--- start of Data lines ---

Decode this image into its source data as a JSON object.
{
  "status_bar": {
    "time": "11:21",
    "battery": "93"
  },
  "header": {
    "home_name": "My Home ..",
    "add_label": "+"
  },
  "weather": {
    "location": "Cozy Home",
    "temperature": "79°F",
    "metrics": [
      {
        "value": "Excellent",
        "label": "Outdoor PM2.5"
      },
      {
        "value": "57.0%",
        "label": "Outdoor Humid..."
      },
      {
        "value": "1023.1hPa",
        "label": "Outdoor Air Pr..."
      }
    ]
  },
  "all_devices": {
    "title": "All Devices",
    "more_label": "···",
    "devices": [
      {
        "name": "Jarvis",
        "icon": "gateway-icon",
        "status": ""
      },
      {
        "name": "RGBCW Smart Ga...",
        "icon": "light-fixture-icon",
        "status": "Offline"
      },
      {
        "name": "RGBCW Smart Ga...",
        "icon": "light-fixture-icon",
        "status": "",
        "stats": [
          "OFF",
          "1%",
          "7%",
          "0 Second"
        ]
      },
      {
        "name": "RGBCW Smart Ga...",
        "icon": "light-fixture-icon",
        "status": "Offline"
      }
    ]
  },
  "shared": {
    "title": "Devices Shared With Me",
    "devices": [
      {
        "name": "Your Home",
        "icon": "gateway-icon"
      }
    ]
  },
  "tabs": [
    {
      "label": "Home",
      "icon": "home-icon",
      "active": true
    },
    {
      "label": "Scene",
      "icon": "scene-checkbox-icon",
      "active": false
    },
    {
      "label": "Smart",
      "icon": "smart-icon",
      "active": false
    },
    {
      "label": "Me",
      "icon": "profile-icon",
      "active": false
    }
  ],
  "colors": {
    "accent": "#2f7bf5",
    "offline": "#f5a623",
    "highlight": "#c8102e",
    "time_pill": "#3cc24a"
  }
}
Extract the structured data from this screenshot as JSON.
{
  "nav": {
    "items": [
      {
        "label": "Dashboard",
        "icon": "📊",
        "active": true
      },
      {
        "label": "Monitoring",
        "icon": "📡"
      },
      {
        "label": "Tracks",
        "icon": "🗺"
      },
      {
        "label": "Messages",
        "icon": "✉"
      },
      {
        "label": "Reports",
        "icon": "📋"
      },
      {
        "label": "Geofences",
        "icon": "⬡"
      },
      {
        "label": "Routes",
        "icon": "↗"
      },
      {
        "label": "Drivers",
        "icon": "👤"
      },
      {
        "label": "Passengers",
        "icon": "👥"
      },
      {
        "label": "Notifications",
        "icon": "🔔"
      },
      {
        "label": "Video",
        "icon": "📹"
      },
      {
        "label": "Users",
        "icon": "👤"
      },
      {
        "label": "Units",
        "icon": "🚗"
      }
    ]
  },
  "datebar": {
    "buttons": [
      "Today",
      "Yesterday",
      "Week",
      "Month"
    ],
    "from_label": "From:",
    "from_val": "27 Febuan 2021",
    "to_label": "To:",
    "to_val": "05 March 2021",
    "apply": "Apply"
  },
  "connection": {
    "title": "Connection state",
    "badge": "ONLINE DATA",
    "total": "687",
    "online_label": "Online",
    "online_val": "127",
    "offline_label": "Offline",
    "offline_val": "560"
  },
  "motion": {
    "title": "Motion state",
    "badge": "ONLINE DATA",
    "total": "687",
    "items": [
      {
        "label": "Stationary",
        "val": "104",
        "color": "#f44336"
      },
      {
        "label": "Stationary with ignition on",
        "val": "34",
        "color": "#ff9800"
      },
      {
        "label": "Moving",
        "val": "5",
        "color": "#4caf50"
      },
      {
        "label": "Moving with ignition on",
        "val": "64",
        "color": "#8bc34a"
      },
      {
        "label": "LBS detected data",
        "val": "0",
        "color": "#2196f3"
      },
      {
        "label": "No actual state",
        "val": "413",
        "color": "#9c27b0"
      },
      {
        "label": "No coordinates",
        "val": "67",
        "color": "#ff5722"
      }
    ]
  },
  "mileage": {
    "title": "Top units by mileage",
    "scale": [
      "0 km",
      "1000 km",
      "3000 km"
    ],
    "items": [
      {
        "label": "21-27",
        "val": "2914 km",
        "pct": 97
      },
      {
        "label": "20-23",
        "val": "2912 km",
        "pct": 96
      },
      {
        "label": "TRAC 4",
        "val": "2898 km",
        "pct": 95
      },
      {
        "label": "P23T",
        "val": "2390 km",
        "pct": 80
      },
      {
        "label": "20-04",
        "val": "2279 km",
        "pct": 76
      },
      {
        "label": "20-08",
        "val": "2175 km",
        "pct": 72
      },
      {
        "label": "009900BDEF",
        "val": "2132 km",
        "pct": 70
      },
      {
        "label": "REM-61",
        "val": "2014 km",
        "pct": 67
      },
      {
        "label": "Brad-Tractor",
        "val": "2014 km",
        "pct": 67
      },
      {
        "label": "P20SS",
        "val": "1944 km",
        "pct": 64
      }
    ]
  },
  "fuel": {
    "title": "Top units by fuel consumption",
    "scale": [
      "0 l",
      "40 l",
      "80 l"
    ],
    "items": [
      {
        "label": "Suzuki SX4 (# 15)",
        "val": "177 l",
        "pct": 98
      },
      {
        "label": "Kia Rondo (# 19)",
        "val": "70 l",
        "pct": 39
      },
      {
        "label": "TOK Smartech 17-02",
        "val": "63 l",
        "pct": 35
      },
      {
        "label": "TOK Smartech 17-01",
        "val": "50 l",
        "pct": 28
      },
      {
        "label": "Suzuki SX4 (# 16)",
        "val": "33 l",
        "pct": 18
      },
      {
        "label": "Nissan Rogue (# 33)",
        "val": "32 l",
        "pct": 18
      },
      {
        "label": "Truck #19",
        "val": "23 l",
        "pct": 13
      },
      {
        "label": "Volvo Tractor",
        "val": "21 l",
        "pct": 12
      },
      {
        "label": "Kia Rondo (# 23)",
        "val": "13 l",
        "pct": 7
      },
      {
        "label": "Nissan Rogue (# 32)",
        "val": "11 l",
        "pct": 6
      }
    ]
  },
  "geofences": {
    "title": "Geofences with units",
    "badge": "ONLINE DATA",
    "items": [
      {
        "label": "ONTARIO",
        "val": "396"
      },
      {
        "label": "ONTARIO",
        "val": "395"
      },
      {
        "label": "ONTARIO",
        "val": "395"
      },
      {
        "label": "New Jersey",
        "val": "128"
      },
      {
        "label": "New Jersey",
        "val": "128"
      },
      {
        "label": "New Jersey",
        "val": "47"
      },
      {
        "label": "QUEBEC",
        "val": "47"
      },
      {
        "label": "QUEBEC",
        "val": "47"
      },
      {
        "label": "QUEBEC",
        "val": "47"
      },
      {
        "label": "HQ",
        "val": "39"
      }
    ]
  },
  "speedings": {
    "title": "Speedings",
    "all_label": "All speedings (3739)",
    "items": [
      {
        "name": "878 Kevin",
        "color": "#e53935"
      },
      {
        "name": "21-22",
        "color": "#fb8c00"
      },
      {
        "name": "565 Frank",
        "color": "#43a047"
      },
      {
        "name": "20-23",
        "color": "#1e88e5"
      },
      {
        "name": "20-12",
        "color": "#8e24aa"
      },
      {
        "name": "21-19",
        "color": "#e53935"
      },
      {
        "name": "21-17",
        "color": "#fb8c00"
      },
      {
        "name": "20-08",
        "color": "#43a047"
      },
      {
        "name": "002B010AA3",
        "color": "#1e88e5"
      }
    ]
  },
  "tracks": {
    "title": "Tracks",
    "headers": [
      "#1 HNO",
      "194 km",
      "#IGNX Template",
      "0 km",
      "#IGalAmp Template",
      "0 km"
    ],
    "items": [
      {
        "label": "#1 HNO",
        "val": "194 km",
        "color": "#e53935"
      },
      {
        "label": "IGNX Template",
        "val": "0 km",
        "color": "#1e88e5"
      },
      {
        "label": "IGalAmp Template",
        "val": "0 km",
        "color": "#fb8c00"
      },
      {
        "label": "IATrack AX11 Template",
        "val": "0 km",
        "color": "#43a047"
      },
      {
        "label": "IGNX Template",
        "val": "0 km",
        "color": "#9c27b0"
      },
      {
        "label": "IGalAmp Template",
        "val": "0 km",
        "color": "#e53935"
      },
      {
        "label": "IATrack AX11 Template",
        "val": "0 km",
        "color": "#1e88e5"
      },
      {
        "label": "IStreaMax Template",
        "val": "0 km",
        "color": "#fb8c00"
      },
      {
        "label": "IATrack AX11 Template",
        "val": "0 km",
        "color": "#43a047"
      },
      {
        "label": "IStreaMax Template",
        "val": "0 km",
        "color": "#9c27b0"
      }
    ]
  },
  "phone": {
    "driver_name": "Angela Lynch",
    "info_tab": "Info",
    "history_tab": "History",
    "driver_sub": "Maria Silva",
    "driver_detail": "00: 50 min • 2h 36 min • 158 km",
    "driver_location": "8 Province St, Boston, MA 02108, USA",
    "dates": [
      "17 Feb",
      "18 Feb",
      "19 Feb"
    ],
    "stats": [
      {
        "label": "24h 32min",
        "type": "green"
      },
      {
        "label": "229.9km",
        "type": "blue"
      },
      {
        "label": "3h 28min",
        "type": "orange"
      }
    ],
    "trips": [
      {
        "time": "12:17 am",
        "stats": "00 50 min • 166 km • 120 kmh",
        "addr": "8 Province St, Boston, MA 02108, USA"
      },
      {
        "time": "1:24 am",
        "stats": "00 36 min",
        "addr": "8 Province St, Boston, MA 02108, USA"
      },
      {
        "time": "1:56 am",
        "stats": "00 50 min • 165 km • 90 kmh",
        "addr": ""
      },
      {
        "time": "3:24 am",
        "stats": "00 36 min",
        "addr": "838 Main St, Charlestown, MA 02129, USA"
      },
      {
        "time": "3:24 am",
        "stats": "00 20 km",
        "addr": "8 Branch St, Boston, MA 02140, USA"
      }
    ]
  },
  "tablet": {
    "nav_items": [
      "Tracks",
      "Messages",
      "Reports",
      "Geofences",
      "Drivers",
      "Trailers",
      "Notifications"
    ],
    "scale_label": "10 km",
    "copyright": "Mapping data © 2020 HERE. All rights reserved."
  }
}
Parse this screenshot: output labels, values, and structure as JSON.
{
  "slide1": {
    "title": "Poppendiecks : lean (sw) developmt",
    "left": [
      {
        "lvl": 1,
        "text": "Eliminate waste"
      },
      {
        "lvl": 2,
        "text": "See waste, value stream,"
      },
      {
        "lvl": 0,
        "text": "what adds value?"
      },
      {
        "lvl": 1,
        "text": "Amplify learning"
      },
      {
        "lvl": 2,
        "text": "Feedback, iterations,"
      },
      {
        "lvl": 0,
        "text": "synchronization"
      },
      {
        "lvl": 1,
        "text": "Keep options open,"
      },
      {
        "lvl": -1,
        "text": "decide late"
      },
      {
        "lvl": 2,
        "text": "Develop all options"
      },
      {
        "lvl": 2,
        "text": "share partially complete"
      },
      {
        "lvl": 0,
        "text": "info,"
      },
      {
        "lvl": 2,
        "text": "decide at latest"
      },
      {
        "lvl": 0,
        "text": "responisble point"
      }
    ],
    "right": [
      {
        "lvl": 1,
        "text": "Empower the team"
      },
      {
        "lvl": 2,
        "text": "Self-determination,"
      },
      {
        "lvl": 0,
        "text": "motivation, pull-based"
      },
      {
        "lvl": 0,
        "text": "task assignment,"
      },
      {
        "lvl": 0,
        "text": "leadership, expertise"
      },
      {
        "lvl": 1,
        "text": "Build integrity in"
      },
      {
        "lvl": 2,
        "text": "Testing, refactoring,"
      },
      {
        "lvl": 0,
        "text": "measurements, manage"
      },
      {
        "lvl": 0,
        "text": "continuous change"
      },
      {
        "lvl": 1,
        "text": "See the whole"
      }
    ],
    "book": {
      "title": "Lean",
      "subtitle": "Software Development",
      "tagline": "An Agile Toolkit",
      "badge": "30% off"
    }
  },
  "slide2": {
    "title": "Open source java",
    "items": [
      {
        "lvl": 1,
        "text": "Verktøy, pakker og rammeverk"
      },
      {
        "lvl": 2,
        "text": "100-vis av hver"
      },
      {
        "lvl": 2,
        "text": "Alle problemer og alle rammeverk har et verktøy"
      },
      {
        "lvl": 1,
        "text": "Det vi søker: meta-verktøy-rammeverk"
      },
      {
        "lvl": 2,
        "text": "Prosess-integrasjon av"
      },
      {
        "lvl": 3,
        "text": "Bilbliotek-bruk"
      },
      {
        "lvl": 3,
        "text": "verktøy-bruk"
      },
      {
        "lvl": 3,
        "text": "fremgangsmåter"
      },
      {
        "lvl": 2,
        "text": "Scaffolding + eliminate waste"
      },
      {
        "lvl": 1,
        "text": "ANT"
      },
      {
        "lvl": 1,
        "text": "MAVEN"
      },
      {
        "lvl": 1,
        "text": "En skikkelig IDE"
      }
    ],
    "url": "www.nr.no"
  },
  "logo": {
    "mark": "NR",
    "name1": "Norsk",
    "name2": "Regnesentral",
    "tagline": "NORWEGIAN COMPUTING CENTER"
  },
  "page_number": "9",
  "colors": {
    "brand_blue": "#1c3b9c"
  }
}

--- end of Data lines ---

• **What the task asks**
From the listing above, copy out each line where the word "JSON" appears.

• **Exercise solution**
Decode this image into its source data as a JSON object.
Extract the structured data from this screenshot as JSON.
Parse this screenshot: output labels, values, and structure as JSON.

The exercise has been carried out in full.